** Document passage **
++++++++++++++++++++

No one has yet mentioned the possibility of a slip in paternity. You can have as many documented family trees as you like, but if there is a paternal misattribution, the family tree will be meaningless.
The details, including names, in the following have been changed to protect the innocent.
I ran across this when I was examining DNA matches for my husband Jim, at Ancestry DNA. There was one strong match, Carl, who was Jim's strongest match besides our daughter, and who was estimated to be Jim's 2C or equivalent: 240 cM in 13 segments with longest segment 45 cM. I looked at the family tree for Carl and could find no overlap. In fact, I extended Carl's family tree myself, trying to find an overlap but could not find any within a reasonable timeframe. But then my husband's known 1C2R (an older generation) also tested and he had an even stronger match with Carl. So I now knew from which of Jim's four grandparents the match arose. Also, I was corresponding with a cousin of Carl's (Sue) who was unrelated to Jim but who was able to tell me how strong the matches were from Carl's side (Carl wasn't interested). Eventually we realized that Carl and his cousin Sue were only half-cousins with only a half-cousin DNA match, and that Carl's nominal grandfather (shared with Sue) was probably not his actual grandfather but was likely one of my husband Jim's great-uncles. Because I knew a few descendants from that family, I was able to eliminate all but two of Jim's great-uncles from suspicion but I still haven't figured which of the remaining two was the guilty grandfather. That will have to await DNA testing by more of the descendants of that family.
So I think that when you run across unexplained relationships, you have to consider possible mistakes in paternity that don't show up in family trees.

++++++++++++++++++++

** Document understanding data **
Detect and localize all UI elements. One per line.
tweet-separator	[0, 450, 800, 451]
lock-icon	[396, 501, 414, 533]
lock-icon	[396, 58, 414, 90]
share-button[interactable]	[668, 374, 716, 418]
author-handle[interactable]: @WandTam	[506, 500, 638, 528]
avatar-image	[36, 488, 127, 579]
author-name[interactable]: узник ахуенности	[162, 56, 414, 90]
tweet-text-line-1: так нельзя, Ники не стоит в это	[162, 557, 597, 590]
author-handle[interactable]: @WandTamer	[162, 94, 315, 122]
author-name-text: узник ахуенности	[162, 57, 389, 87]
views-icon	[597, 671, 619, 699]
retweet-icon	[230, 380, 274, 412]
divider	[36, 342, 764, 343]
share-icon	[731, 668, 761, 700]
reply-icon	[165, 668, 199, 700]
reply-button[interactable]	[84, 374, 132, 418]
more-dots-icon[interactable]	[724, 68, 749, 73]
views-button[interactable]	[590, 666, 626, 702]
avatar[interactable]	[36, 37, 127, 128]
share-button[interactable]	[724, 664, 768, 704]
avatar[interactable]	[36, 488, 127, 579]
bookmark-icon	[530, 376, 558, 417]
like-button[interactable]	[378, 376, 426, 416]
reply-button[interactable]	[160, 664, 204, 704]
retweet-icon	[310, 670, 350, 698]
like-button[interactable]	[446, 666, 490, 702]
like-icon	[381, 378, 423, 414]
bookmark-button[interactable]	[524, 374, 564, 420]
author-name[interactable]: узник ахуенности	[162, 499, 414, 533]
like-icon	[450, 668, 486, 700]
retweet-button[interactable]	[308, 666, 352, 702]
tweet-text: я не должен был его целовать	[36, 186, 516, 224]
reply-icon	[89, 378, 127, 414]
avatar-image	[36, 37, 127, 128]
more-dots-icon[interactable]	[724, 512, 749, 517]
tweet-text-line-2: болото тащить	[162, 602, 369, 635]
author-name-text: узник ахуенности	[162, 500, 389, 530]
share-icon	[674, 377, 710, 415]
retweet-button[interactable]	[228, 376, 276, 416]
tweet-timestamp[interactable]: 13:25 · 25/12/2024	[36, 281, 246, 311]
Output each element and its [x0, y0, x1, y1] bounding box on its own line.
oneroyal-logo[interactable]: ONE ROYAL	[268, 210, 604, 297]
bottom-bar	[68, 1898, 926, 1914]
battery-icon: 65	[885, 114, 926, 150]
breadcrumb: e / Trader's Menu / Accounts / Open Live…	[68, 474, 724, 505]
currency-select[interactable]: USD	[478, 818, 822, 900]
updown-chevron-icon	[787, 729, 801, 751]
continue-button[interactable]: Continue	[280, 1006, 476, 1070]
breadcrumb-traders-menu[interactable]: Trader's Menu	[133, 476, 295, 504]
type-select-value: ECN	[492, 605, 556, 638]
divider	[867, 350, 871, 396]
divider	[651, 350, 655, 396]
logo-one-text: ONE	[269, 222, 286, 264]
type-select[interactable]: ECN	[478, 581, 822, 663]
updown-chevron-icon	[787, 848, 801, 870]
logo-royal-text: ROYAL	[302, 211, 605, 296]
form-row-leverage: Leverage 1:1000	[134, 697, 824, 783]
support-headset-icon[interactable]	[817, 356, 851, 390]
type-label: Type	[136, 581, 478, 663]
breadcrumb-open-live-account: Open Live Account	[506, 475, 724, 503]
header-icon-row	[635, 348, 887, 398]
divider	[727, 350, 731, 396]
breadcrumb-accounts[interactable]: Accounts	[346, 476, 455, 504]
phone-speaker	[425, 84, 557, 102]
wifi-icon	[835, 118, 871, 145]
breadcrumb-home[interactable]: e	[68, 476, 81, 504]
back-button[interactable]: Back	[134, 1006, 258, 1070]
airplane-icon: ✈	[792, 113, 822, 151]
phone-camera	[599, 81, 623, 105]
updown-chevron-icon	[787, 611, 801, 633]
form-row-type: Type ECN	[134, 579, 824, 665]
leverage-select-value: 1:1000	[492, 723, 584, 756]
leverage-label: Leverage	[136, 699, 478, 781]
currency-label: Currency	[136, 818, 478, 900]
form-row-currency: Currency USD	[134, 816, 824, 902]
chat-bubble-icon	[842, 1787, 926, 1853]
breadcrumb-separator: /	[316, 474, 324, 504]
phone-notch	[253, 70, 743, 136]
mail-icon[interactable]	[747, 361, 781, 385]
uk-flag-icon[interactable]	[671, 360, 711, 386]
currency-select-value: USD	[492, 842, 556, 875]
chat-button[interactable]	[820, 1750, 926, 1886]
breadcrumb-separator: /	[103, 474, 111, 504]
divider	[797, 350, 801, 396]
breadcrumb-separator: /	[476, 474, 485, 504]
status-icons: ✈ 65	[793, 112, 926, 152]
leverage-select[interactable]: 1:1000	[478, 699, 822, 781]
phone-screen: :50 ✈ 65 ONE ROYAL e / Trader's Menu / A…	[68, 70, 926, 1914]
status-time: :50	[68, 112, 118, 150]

++++++++++++++++++++

** Tasks **
(A) In the paternity account, how much DNA did Carl share with Jim?
(B) Write out the part of the paternity account that opens with the words containing "No one has yet" and closes with "protect the innocent.", substituting "worthless" for "meaningless".
Rely only on the paternity account, not on the entries.

** Exercise answers **
(A) 240 cM in 13 segments, with the longest segment 45 cM.

(B)
No one has yet mentioned the possibility of a slip in paternity. You can have as many documented family trees as you like, but if there is a paternal misattribution, the family tree will be worthless.
The details, including names, in the following have been changed to protect the innocent.